Goal of the exercise
Reproduce the whole listing, character for character.

Records shown
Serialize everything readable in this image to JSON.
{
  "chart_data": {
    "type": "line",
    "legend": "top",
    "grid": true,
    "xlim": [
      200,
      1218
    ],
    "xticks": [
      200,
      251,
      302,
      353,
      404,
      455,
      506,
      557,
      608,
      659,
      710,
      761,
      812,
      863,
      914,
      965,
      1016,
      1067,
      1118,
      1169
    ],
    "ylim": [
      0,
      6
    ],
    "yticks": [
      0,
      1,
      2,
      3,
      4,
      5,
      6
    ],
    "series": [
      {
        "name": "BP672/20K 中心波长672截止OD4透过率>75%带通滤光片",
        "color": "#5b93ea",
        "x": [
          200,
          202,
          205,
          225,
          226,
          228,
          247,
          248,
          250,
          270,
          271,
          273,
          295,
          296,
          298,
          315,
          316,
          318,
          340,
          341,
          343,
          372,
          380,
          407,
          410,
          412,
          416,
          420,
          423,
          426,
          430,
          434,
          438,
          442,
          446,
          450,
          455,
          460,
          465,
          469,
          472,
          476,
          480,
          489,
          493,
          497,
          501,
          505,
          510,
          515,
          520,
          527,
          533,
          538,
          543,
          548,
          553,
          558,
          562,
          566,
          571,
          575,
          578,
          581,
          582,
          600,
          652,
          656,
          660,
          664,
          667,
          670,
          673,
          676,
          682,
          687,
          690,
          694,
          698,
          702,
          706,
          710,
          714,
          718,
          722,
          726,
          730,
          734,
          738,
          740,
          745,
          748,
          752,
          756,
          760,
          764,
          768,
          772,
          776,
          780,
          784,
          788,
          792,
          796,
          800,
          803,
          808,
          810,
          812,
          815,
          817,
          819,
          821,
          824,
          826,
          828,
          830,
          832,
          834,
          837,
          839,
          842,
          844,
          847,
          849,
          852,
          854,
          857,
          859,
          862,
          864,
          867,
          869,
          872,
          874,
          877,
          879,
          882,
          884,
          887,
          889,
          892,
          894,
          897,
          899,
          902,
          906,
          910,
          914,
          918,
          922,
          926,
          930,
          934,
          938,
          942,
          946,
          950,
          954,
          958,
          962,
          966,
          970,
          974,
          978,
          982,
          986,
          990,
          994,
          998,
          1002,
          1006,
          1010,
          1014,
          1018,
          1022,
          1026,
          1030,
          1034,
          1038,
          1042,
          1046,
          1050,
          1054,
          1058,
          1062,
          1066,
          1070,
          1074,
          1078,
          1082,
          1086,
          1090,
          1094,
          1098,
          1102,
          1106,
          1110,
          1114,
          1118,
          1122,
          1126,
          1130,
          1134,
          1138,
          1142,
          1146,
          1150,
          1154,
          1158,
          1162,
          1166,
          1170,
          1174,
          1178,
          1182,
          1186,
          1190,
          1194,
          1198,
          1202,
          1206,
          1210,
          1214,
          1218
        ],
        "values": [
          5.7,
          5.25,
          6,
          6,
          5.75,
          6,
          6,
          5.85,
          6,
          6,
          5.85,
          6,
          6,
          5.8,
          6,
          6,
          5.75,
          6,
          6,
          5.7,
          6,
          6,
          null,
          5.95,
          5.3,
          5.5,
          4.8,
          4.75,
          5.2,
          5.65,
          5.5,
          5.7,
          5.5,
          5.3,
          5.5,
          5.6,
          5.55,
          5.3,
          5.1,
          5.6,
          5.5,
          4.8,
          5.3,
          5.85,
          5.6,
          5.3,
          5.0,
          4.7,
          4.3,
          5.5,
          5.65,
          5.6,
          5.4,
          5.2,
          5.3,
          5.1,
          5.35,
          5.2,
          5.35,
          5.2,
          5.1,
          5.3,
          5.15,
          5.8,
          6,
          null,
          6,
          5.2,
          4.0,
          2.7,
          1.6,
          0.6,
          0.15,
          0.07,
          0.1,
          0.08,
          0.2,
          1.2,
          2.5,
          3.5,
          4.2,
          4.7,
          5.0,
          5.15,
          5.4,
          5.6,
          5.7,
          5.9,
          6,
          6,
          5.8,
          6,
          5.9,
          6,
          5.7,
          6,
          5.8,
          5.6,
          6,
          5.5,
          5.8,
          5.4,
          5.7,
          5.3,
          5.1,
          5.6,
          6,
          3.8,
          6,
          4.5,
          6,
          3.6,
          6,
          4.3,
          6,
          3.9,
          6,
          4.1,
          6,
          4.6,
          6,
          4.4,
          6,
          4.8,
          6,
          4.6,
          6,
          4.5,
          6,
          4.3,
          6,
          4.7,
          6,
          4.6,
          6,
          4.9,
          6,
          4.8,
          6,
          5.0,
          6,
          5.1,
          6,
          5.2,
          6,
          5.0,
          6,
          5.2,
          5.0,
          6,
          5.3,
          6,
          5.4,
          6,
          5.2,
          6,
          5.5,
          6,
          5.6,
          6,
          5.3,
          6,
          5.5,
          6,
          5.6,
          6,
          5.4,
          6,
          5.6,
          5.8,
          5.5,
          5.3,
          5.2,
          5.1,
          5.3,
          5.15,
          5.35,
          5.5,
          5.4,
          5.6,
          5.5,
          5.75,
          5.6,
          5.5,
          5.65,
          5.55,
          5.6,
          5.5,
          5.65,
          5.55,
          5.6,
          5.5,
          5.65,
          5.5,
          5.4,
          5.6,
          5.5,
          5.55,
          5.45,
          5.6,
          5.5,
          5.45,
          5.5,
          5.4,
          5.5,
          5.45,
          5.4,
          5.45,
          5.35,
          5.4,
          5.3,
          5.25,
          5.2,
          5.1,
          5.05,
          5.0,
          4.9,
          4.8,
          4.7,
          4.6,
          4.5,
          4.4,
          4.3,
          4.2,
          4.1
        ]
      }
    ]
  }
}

Solution
Serialize everything readable in this image to JSON.
{
  "chart_data": {
    "type": "line",
    "legend": "top",
    "grid": true,
    "xlim": [
      200,
      1218
    ],
    "xticks": [
      200,
      251,
      302,
      353,
      404,
      455,
      506,
      557,
      608,
      659,
      710,
      761,
      812,
      863,
      914,
      965,
      1016,
      1067,
      1118,
      1169
    ],
    "ylim": [
      0,
      6
    ],
    "yticks": [
      0,
      1,
      2,
      3,
      4,
      5,
      6
    ],
    "series": [
      {
        "name": "BP672/20K 中心波长672截止OD4透过率>75%带通滤光片",
        "color": "#5b93ea",
        "x": [
          200,
          202,
          205,
          225,
          226,
          228,
          247,
          248,
          250,
          270,
          271,
          273,
          295,
          296,
          298,
          315,
          316,
          318,
          340,
          341,
          343,
          372,
          380,
          407,
          410,
          412,
          416,
          420,
          423,
          426,
          430,
          434,
          438,
          442,
          446,
          450,
          455,
          460,
          465,
          469,
          472,
          476,
          480,
          489,
          493,
          497,
          501,
          505,
          510,
          515,
          520,
          527,
          533,
          538,
          543,
          548,
          553,
          558,
          562,
          566,
          571,
          575,
          578,
          581,
          582,
          600,
          652,
          656,
          660,
          664,
          667,
          670,
          673,
          676,
          682,
          687,
          690,
          694,
          698,
          702,
          706,
          710,
          714,
          718,
          722,
          726,
          730,
          734,
          738,
          740,
          745,
          748,
          752,
          756,
          760,
          764,
          768,
          772,
          776,
          780,
          784,
          788,
          792,
          796,
          800,
          803,
          808,
          810,
          812,
          815,
          817,
          819,
          821,
          824,
          826,
          828,
          830,
          832,
          834,
          837,
          839,
          842,
          844,
          847,
          849,
          852,
          854,
          857,
          859,
          862,
          864,
          867,
          869,
          872,
          874,
          877,
          879,
          882,
          884,
          887,
          889,
          892,
          894,
          897,
          899,
          902,
          906,
          910,
          914,
          918,
          922,
          926,
          930,
          934,
          938,
          942,
          946,
          950,
          954,
          958,
          962,
          966,
          970,
          974,
          978,
          982,
          986,
          990,
          994,
          998,
          1002,
          1006,
          1010,
          1014,
          1018,
          1022,
          1026,
          1030,
          1034,
          1038,
          1042,
          1046,
          1050,
          1054,
          1058,
          1062,
          1066,
          1070,
          1074,
          1078,
          1082,
          1086,
          1090,
          1094,
          1098,
          1102,
          1106,
          1110,
          1114,
          1118,
          1122,
          1126,
          1130,
          1134,
          1138,
          1142,
          1146,
          1150,
          1154,
          1158,
          1162,
          1166,
          1170,
          1174,
          1178,
          1182,
          1186,
          1190,
          1194,
          1198,
          1202,
          1206,
          1210,
          1214,
          1218
        ],
        "values": [
          5.7,
          5.25,
          6,
          6,
          5.75,
          6,
          6,
          5.85,
          6,
          6,
          5.85,
          6,
          6,
          5.8,
          6,
          6,
          5.75,
          6,
          6,
          5.7,
          6,
          6,
          null,
          5.95,
          5.3,
          5.5,
          4.8,
          4.75,
          5.2,
          5.65,
          5.5,
          5.7,
          5.5,
          5.3,
          5.5,
          5.6,
          5.55,
          5.3,
          5.1,
          5.6,
          5.5,
          4.8,
          5.3,
          5.85,
          5.6,
          5.3,
          5.0,
          4.7,
          4.3,
          5.5,
          5.65,
          5.6,
          5.4,
          5.2,
          5.3,
          5.1,
          5.35,
          5.2,
          5.35,
          5.2,
          5.1,
          5.3,
          5.15,
          5.8,
          6,
          null,
          6,
          5.2,
          4.0,
          2.7,
          1.6,
          0.6,
          0.15,
          0.07,
          0.1,
          0.08,
          0.2,
          1.2,
          2.5,
          3.5,
          4.2,
          4.7,
          5.0,
          5.15,
          5.4,
          5.6,
          5.7,
          5.9,
          6,
          6,
          5.8,
          6,
          5.9,
          6,
          5.7,
          6,
          5.8,
          5.6,
          6,
          5.5,
          5.8,
          5.4,
          5.7,
          5.3,
          5.1,
          5.6,
          6,
          3.8,
          6,
          4.5,
          6,
          3.6,
          6,
          4.3,
          6,
          3.9,
          6,
          4.1,
          6,
          4.6,
          6,
          4.4,
          6,
          4.8,
          6,
          4.6,
          6,
          4.5,
          6,
          4.3,
          6,
          4.7,
          6,
          4.6,
          6,
          4.9,
          6,
          4.8,
          6,
          5.0,
          6,
          5.1,
          6,
          5.2,
          6,
          5.0,
          6,
          5.2,
          5.0,
          6,
          5.3,
          6,
          5.4,
          6,
          5.2,
          6,
          5.5,
          6,
          5.6,
          6,
          5.3,
          6,
          5.5,
          6,
          5.6,
          6,
          5.4,
          6,
          5.6,
          5.8,
          5.5,
          5.3,
          5.2,
          5.1,
          5.3,
          5.15,
          5.35,
          5.5,
          5.4,
          5.6,
          5.5,
          5.75,
          5.6,
          5.5,
          5.65,
          5.55,
          5.6,
          5.5,
          5.65,
          5.55,
          5.6,
          5.5,
          5.65,
          5.5,
          5.4,
          5.6,
          5.5,
          5.55,
          5.45,
          5.6,
          5.5,
          5.45,
          5.5,
          5.4,
          5.5,
          5.45,
          5.4,
          5.45,
          5.35,
          5.4,
          5.3,
          5.25,
          5.2,
          5.1,
          5.05,
          5.0,
          4.9,
          4.8,
          4.7,
          4.6,
          4.5,
          4.4,
          4.3,
          4.2,
          4.1
        ]
      }
    ]
  }
}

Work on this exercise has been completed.